*Problem to work on*. Render every entry exactly as it appears.

* BEGIN Extracted data *

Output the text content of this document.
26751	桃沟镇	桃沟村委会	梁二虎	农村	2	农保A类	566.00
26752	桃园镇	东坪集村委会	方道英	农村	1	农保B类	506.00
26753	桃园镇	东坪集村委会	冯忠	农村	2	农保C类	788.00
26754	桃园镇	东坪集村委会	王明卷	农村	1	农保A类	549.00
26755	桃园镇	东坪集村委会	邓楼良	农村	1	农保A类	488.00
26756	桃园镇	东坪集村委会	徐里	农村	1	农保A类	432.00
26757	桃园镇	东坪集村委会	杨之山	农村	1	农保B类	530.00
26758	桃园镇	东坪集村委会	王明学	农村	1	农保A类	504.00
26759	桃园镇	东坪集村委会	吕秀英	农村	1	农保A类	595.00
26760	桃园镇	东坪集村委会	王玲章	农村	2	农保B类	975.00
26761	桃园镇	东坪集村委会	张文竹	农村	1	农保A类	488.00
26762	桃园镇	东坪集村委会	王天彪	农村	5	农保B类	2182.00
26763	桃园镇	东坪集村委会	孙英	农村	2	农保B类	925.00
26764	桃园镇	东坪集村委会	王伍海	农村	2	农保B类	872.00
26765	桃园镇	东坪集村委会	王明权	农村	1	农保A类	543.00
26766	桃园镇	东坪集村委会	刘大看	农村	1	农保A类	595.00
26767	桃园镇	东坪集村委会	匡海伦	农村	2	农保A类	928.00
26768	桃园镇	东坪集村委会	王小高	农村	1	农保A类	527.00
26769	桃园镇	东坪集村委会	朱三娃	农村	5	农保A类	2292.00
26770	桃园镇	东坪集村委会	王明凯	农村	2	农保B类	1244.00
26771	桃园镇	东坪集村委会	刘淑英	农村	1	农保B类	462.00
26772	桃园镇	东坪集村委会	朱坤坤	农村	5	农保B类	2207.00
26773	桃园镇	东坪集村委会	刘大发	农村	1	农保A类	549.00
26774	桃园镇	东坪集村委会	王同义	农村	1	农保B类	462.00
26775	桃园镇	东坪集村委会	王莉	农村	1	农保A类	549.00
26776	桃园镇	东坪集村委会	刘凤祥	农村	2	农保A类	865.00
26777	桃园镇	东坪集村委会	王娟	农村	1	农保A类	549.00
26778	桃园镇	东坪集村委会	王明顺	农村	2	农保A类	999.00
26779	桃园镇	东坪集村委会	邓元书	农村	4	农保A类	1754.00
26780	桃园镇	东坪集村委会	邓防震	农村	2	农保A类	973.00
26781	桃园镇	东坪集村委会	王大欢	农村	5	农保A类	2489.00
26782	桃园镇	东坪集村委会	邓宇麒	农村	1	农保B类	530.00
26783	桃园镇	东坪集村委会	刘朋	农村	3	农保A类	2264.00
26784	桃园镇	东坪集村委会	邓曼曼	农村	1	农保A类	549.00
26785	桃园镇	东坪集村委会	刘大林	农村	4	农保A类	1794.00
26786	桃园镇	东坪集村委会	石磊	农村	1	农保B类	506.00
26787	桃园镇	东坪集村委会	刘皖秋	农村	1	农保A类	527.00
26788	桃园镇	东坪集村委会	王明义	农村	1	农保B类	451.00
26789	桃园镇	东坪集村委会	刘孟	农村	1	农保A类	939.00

* END Extracted data *

*Task response*.
Output the text content of this document.
26751	桃沟镇	桃沟村委会	梁二虎	农村	2	农保A类	566.00
26752	桃园镇	东坪集村委会	方道英	农村	1	农保B类	506.00
26753	桃园镇	东坪集村委会	冯忠	农村	2	农保C类	788.00
26754	桃园镇	东坪集村委会	王明卷	农村	1	农保A类	549.00
26755	桃园镇	东坪集村委会	邓楼良	农村	1	农保A类	488.00
26756	桃园镇	东坪集村委会	徐里	农村	1	农保A类	432.00
26757	桃园镇	东坪集村委会	杨之山	农村	1	农保B类	530.00
26758	桃园镇	东坪集村委会	王明学	农村	1	农保A类	504.00
26759	桃园镇	东坪集村委会	吕秀英	农村	1	农保A类	595.00
26760	桃园镇	东坪集村委会	王玲章	农村	2	农保B类	975.00
26761	桃园镇	东坪集村委会	张文竹	农村	1	农保A类	488.00
26762	桃园镇	东坪集村委会	王天彪	农村	5	农保B类	2182.00
26763	桃园镇	东坪集村委会	孙英	农村	2	农保B类	925.00
26764	桃园镇	东坪集村委会	王伍海	农村	2	农保B类	872.00
26765	桃园镇	东坪集村委会	王明权	农村	1	农保A类	543.00
26766	桃园镇	东坪集村委会	刘大看	农村	1	农保A类	595.00
26767	桃园镇	东坪集村委会	匡海伦	农村	2	农保A类	928.00
26768	桃园镇	东坪集村委会	王小高	农村	1	农保A类	527.00
26769	桃园镇	东坪集村委会	朱三娃	农村	5	农保A类	2292.00
26770	桃园镇	东坪集村委会	王明凯	农村	2	农保B类	1244.00
26771	桃园镇	东坪集村委会	刘淑英	农村	1	农保B类	462.00
26772	桃园镇	东坪集村委会	朱坤坤	农村	5	农保B类	2207.00
26773	桃园镇	东坪集村委会	刘大发	农村	1	农保A类	549.00
26774	桃园镇	东坪集村委会	王同义	农村	1	农保B类	462.00
26775	桃园镇	东坪集村委会	王莉	农村	1	农保A类	549.00
26776	桃园镇	东坪集村委会	刘凤祥	农村	2	农保A类	865.00
26777	桃园镇	东坪集村委会	王娟	农村	1	农保A类	549.00
26778	桃园镇	东坪集村委会	王明顺	农村	2	农保A类	999.00
26779	桃园镇	东坪集村委会	邓元书	农村	4	农保A类	1754.00
26780	桃园镇	东坪集村委会	邓防震	农村	2	农保A类	973.00
26781	桃园镇	东坪集村委会	王大欢	农村	5	农保A类	2489.00
26782	桃园镇	东坪集村委会	邓宇麒	农村	1	农保B类	530.00
26783	桃园镇	东坪集村委会	刘朋	农村	3	农保A类	2264.00
26784	桃园镇	东坪集村委会	邓曼曼	农村	1	农保A类	549.00
26785	桃园镇	东坪集村委会	刘大林	农村	4	农保A类	1794.00
26786	桃园镇	东坪集村委会	石磊	农村	1	农保B类	506.00
26787	桃园镇	东坪集村委会	刘皖秋	农村	1	农保A类	527.00
26788	桃园镇	东坪集村委会	王明义	农村	1	农保B类	451.00
26789	桃园镇	东坪集村委会	刘孟	农村	1	农保A类	939.00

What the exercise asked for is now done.